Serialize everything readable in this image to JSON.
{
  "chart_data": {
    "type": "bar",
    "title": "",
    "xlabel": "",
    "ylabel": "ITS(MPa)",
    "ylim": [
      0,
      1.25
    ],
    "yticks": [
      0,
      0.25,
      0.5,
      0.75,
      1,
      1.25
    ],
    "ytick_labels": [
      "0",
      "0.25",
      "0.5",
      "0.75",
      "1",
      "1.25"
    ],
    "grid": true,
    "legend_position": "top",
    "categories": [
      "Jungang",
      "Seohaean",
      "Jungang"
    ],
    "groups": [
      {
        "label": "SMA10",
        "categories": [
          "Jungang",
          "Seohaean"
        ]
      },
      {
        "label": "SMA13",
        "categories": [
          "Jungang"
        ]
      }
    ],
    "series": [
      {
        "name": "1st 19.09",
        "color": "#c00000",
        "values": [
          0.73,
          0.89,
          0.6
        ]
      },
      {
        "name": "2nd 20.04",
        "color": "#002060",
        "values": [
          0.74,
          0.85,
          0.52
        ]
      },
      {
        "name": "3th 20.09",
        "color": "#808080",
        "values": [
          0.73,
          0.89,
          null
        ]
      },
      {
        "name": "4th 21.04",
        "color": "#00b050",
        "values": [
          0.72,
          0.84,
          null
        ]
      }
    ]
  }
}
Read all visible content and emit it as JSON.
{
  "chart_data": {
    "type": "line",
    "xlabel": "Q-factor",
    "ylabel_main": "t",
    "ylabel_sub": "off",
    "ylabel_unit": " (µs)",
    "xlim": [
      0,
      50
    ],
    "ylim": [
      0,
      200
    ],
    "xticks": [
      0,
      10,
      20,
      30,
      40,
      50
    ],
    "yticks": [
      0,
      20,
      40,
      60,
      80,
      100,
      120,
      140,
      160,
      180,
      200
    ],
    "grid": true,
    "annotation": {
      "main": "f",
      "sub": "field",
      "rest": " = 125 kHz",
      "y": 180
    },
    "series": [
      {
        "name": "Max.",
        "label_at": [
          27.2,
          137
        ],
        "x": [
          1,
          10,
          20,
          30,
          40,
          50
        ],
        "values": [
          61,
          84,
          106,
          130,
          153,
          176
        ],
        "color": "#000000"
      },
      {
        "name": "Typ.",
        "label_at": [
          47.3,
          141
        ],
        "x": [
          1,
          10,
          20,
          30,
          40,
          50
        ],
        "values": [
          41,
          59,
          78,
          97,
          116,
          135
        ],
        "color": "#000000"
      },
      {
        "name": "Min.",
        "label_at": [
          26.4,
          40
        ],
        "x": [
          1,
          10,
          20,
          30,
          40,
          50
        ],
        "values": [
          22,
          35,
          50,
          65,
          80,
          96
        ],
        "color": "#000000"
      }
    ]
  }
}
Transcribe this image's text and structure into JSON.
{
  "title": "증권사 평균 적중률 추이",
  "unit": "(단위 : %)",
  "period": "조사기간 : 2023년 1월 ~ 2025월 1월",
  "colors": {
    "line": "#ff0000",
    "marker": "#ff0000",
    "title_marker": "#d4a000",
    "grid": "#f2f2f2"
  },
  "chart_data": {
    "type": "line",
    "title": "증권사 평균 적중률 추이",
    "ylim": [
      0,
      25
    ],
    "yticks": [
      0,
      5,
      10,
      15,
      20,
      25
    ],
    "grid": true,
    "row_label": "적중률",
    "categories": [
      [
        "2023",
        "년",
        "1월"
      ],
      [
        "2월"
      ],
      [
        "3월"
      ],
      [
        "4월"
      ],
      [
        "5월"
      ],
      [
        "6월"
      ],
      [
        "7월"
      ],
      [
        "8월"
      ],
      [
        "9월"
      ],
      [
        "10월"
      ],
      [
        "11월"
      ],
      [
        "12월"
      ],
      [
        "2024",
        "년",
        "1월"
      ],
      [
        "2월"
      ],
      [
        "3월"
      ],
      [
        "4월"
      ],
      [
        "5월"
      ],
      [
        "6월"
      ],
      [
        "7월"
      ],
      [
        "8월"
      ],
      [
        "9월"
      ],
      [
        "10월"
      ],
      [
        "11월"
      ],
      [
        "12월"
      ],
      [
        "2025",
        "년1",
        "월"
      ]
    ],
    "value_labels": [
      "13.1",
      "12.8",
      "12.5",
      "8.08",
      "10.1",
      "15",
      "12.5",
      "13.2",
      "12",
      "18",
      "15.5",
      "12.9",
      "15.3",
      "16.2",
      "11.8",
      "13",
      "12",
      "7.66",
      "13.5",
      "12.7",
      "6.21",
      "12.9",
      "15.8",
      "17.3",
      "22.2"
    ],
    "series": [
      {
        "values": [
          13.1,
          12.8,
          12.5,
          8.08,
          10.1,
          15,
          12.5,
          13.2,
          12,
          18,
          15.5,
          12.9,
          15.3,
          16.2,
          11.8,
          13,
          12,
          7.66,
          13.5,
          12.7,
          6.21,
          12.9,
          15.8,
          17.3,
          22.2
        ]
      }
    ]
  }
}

WHAT IS REQUIRED>
Return all of the entries exactly as they were supplied.

THE ANSWER>
Serialize everything readable in this image to JSON.
{
  "chart_data": {
    "type": "bar",
    "title": "",
    "xlabel": "",
    "ylabel": "ITS(MPa)",
    "ylim": [
      0,
      1.25
    ],
    "yticks": [
      0,
      0.25,
      0.5,
      0.75,
      1,
      1.25
    ],
    "ytick_labels": [
      "0",
      "0.25",
      "0.5",
      "0.75",
      "1",
      "1.25"
    ],
    "grid": true,
    "legend_position": "top",
    "categories": [
      "Jungang",
      "Seohaean",
      "Jungang"
    ],
    "groups": [
      {
        "label": "SMA10",
        "categories": [
          "Jungang",
          "Seohaean"
        ]
      },
      {
        "label": "SMA13",
        "categories": [
          "Jungang"
        ]
      }
    ],
    "series": [
      {
        "name": "1st 19.09",
        "color": "#c00000",
        "values": [
          0.73,
          0.89,
          0.6
        ]
      },
      {
        "name": "2nd 20.04",
        "color": "#002060",
        "values": [
          0.74,
          0.85,
          0.52
        ]
      },
      {
        "name": "3th 20.09",
        "color": "#808080",
        "values": [
          0.73,
          0.89,
          null
        ]
      },
      {
        "name": "4th 21.04",
        "color": "#00b050",
        "values": [
          0.72,
          0.84,
          null
        ]
      }
    ]
  }
}
Read all visible content and emit it as JSON.
{
  "chart_data": {
    "type": "line",
    "xlabel": "Q-factor",
    "ylabel_main": "t",
    "ylabel_sub": "off",
    "ylabel_unit": " (µs)",
    "xlim": [
      0,
      50
    ],
    "ylim": [
      0,
      200
    ],
    "xticks": [
      0,
      10,
      20,
      30,
      40,
      50
    ],
    "yticks": [
      0,
      20,
      40,
      60,
      80,
      100,
      120,
      140,
      160,
      180,
      200
    ],
    "grid": true,
    "annotation": {
      "main": "f",
      "sub": "field",
      "rest": " = 125 kHz",
      "y": 180
    },
    "series": [
      {
        "name": "Max.",
        "label_at": [
          27.2,
          137
        ],
        "x": [
          1,
          10,
          20,
          30,
          40,
          50
        ],
        "values": [
          61,
          84,
          106,
          130,
          153,
          176
        ],
        "color": "#000000"
      },
      {
        "name": "Typ.",
        "label_at": [
          47.3,
          141
        ],
        "x": [
          1,
          10,
          20,
          30,
          40,
          50
        ],
        "values": [
          41,
          59,
          78,
          97,
          116,
          135
        ],
        "color": "#000000"
      },
      {
        "name": "Min.",
        "label_at": [
          26.4,
          40
        ],
        "x": [
          1,
          10,
          20,
          30,
          40,
          50
        ],
        "values": [
          22,
          35,
          50,
          65,
          80,
          96
        ],
        "color": "#000000"
      }
    ]
  }
}
Transcribe this image's text and structure into JSON.
{
  "title": "증권사 평균 적중률 추이",
  "unit": "(단위 : %)",
  "period": "조사기간 : 2023년 1월 ~ 2025월 1월",
  "colors": {
    "line": "#ff0000",
    "marker": "#ff0000",
    "title_marker": "#d4a000",
    "grid": "#f2f2f2"
  },
  "chart_data": {
    "type": "line",
    "title": "증권사 평균 적중률 추이",
    "ylim": [
      0,
      25
    ],
    "yticks": [
      0,
      5,
      10,
      15,
      20,
      25
    ],
    "grid": true,
    "row_label": "적중률",
    "categories": [
      [
        "2023",
        "년",
        "1월"
      ],
      [
        "2월"
      ],
      [
        "3월"
      ],
      [
        "4월"
      ],
      [
        "5월"
      ],
      [
        "6월"
      ],
      [
        "7월"
      ],
      [
        "8월"
      ],
      [
        "9월"
      ],
      [
        "10월"
      ],
      [
        "11월"
      ],
      [
        "12월"
      ],
      [
        "2024",
        "년",
        "1월"
      ],
      [
        "2월"
      ],
      [
        "3월"
      ],
      [
        "4월"
      ],
      [
        "5월"
      ],
      [
        "6월"
      ],
      [
        "7월"
      ],
      [
        "8월"
      ],
      [
        "9월"
      ],
      [
        "10월"
      ],
      [
        "11월"
      ],
      [
        "12월"
      ],
      [
        "2025",
        "년1",
        "월"
      ]
    ],
    "value_labels": [
      "13.1",
      "12.8",
      "12.5",
      "8.08",
      "10.1",
      "15",
      "12.5",
      "13.2",
      "12",
      "18",
      "15.5",
      "12.9",
      "15.3",
      "16.2",
      "11.8",
      "13",
      "12",
      "7.66",
      "13.5",
      "12.7",
      "6.21",
      "12.9",
      "15.8",
      "17.3",
      "22.2"
    ],
    "series": [
      {
        "values": [
          13.1,
          12.8,
          12.5,
          8.08,
          10.1,
          15,
          12.5,
          13.2,
          12,
          18,
          15.5,
          12.9,
          15.3,
          16.2,
          11.8,
          13,
          12,
          7.66,
          13.5,
          12.7,
          6.21,
          12.9,
          15.8,
          17.3,
          22.2
        ]
      }
    ]
  }
}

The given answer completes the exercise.